[What you need to do]
Take the data below and repeat it exactly.

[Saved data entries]
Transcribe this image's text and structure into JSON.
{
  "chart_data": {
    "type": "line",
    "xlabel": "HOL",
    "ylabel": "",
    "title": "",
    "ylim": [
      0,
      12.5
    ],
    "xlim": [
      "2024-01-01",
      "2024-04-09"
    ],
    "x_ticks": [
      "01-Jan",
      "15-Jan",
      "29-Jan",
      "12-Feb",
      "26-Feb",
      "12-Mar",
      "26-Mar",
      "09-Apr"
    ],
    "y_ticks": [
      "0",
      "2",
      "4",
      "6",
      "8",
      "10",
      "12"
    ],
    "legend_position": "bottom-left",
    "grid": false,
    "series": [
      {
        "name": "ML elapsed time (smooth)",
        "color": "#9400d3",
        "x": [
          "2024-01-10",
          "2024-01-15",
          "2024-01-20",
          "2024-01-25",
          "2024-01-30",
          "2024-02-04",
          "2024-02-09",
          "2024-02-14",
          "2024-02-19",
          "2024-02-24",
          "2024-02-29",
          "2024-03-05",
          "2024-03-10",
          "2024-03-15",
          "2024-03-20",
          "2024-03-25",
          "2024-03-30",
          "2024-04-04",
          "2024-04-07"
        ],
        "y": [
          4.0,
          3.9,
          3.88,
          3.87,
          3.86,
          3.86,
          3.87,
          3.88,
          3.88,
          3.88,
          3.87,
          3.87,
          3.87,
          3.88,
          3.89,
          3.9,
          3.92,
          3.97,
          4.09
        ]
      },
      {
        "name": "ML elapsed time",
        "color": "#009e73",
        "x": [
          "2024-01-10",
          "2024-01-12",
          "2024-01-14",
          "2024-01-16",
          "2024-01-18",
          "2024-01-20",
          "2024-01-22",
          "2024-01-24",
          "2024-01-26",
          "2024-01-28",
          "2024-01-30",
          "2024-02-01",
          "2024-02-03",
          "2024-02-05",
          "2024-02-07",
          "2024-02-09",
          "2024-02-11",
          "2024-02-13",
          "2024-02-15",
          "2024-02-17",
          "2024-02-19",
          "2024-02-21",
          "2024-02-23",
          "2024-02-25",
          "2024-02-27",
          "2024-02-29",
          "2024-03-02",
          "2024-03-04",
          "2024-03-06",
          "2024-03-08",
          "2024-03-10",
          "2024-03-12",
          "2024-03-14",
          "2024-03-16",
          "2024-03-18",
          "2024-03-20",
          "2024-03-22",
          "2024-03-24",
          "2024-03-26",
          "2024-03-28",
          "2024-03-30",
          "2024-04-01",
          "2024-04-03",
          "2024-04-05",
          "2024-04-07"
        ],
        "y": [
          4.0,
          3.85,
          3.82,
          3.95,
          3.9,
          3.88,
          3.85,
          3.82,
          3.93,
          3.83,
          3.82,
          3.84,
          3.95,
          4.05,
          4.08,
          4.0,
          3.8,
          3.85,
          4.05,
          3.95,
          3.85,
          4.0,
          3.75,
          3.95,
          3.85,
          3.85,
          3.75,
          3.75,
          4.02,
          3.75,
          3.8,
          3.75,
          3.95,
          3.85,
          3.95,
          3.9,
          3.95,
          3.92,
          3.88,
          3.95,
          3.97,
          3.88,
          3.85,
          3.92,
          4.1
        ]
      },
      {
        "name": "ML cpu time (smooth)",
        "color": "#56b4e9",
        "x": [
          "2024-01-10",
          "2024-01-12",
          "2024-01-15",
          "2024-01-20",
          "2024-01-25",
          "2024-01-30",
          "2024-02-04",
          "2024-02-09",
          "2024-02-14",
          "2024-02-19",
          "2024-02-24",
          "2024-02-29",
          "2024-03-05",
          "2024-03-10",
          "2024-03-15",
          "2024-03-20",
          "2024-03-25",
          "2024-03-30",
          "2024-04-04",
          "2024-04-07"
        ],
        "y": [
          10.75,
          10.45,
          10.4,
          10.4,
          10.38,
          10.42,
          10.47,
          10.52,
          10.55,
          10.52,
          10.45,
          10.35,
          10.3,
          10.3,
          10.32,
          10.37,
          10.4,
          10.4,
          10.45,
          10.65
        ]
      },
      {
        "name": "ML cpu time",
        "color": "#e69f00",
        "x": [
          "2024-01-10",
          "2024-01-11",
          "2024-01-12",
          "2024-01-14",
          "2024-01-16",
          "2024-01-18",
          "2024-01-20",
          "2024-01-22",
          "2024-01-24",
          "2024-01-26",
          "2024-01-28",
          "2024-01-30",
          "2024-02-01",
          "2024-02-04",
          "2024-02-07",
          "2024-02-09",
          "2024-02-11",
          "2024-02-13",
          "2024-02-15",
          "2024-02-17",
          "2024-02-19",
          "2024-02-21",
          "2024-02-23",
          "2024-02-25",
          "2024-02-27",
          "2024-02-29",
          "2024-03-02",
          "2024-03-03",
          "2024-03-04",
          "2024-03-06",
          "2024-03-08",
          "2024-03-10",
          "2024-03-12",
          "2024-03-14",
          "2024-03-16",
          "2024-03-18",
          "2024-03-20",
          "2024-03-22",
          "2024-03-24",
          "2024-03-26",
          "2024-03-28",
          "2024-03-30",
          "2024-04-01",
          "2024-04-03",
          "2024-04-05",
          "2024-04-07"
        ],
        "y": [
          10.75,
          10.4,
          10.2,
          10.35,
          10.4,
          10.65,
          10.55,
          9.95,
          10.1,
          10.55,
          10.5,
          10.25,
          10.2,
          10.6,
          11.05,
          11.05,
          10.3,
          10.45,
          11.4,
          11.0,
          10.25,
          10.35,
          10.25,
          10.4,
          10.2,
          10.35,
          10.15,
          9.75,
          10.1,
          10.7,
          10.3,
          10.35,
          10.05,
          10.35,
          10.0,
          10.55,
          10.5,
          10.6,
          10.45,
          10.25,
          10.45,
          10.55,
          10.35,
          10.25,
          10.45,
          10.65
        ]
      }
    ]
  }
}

[Result below]
Transcribe this image's text and structure into JSON.
{
  "chart_data": {
    "type": "line",
    "xlabel": "HOL",
    "ylabel": "",
    "title": "",
    "ylim": [
      0,
      12.5
    ],
    "xlim": [
      "2024-01-01",
      "2024-04-09"
    ],
    "x_ticks": [
      "01-Jan",
      "15-Jan",
      "29-Jan",
      "12-Feb",
      "26-Feb",
      "12-Mar",
      "26-Mar",
      "09-Apr"
    ],
    "y_ticks": [
      "0",
      "2",
      "4",
      "6",
      "8",
      "10",
      "12"
    ],
    "legend_position": "bottom-left",
    "grid": false,
    "series": [
      {
        "name": "ML elapsed time (smooth)",
        "color": "#9400d3",
        "x": [
          "2024-01-10",
          "2024-01-15",
          "2024-01-20",
          "2024-01-25",
          "2024-01-30",
          "2024-02-04",
          "2024-02-09",
          "2024-02-14",
          "2024-02-19",
          "2024-02-24",
          "2024-02-29",
          "2024-03-05",
          "2024-03-10",
          "2024-03-15",
          "2024-03-20",
          "2024-03-25",
          "2024-03-30",
          "2024-04-04",
          "2024-04-07"
        ],
        "y": [
          4.0,
          3.9,
          3.88,
          3.87,
          3.86,
          3.86,
          3.87,
          3.88,
          3.88,
          3.88,
          3.87,
          3.87,
          3.87,
          3.88,
          3.89,
          3.9,
          3.92,
          3.97,
          4.09
        ]
      },
      {
        "name": "ML elapsed time",
        "color": "#009e73",
        "x": [
          "2024-01-10",
          "2024-01-12",
          "2024-01-14",
          "2024-01-16",
          "2024-01-18",
          "2024-01-20",
          "2024-01-22",
          "2024-01-24",
          "2024-01-26",
          "2024-01-28",
          "2024-01-30",
          "2024-02-01",
          "2024-02-03",
          "2024-02-05",
          "2024-02-07",
          "2024-02-09",
          "2024-02-11",
          "2024-02-13",
          "2024-02-15",
          "2024-02-17",
          "2024-02-19",
          "2024-02-21",
          "2024-02-23",
          "2024-02-25",
          "2024-02-27",
          "2024-02-29",
          "2024-03-02",
          "2024-03-04",
          "2024-03-06",
          "2024-03-08",
          "2024-03-10",
          "2024-03-12",
          "2024-03-14",
          "2024-03-16",
          "2024-03-18",
          "2024-03-20",
          "2024-03-22",
          "2024-03-24",
          "2024-03-26",
          "2024-03-28",
          "2024-03-30",
          "2024-04-01",
          "2024-04-03",
          "2024-04-05",
          "2024-04-07"
        ],
        "y": [
          4.0,
          3.85,
          3.82,
          3.95,
          3.9,
          3.88,
          3.85,
          3.82,
          3.93,
          3.83,
          3.82,
          3.84,
          3.95,
          4.05,
          4.08,
          4.0,
          3.8,
          3.85,
          4.05,
          3.95,
          3.85,
          4.0,
          3.75,
          3.95,
          3.85,
          3.85,
          3.75,
          3.75,
          4.02,
          3.75,
          3.8,
          3.75,
          3.95,
          3.85,
          3.95,
          3.9,
          3.95,
          3.92,
          3.88,
          3.95,
          3.97,
          3.88,
          3.85,
          3.92,
          4.1
        ]
      },
      {
        "name": "ML cpu time (smooth)",
        "color": "#56b4e9",
        "x": [
          "2024-01-10",
          "2024-01-12",
          "2024-01-15",
          "2024-01-20",
          "2024-01-25",
          "2024-01-30",
          "2024-02-04",
          "2024-02-09",
          "2024-02-14",
          "2024-02-19",
          "2024-02-24",
          "2024-02-29",
          "2024-03-05",
          "2024-03-10",
          "2024-03-15",
          "2024-03-20",
          "2024-03-25",
          "2024-03-30",
          "2024-04-04",
          "2024-04-07"
        ],
        "y": [
          10.75,
          10.45,
          10.4,
          10.4,
          10.38,
          10.42,
          10.47,
          10.52,
          10.55,
          10.52,
          10.45,
          10.35,
          10.3,
          10.3,
          10.32,
          10.37,
          10.4,
          10.4,
          10.45,
          10.65
        ]
      },
      {
        "name": "ML cpu time",
        "color": "#e69f00",
        "x": [
          "2024-01-10",
          "2024-01-11",
          "2024-01-12",
          "2024-01-14",
          "2024-01-16",
          "2024-01-18",
          "2024-01-20",
          "2024-01-22",
          "2024-01-24",
          "2024-01-26",
          "2024-01-28",
          "2024-01-30",
          "2024-02-01",
          "2024-02-04",
          "2024-02-07",
          "2024-02-09",
          "2024-02-11",
          "2024-02-13",
          "2024-02-15",
          "2024-02-17",
          "2024-02-19",
          "2024-02-21",
          "2024-02-23",
          "2024-02-25",
          "2024-02-27",
          "2024-02-29",
          "2024-03-02",
          "2024-03-03",
          "2024-03-04",
          "2024-03-06",
          "2024-03-08",
          "2024-03-10",
          "2024-03-12",
          "2024-03-14",
          "2024-03-16",
          "2024-03-18",
          "2024-03-20",
          "2024-03-22",
          "2024-03-24",
          "2024-03-26",
          "2024-03-28",
          "2024-03-30",
          "2024-04-01",
          "2024-04-03",
          "2024-04-05",
          "2024-04-07"
        ],
        "y": [
          10.75,
          10.4,
          10.2,
          10.35,
          10.4,
          10.65,
          10.55,
          9.95,
          10.1,
          10.55,
          10.5,
          10.25,
          10.2,
          10.6,
          11.05,
          11.05,
          10.3,
          10.45,
          11.4,
          11.0,
          10.25,
          10.35,
          10.25,
          10.4,
          10.2,
          10.35,
          10.15,
          9.75,
          10.1,
          10.7,
          10.3,
          10.35,
          10.05,
          10.35,
          10.0,
          10.55,
          10.5,
          10.6,
          10.45,
          10.25,
          10.45,
          10.55,
          10.35,
          10.25,
          10.45,
          10.65
        ]
      }
    ]
  }
}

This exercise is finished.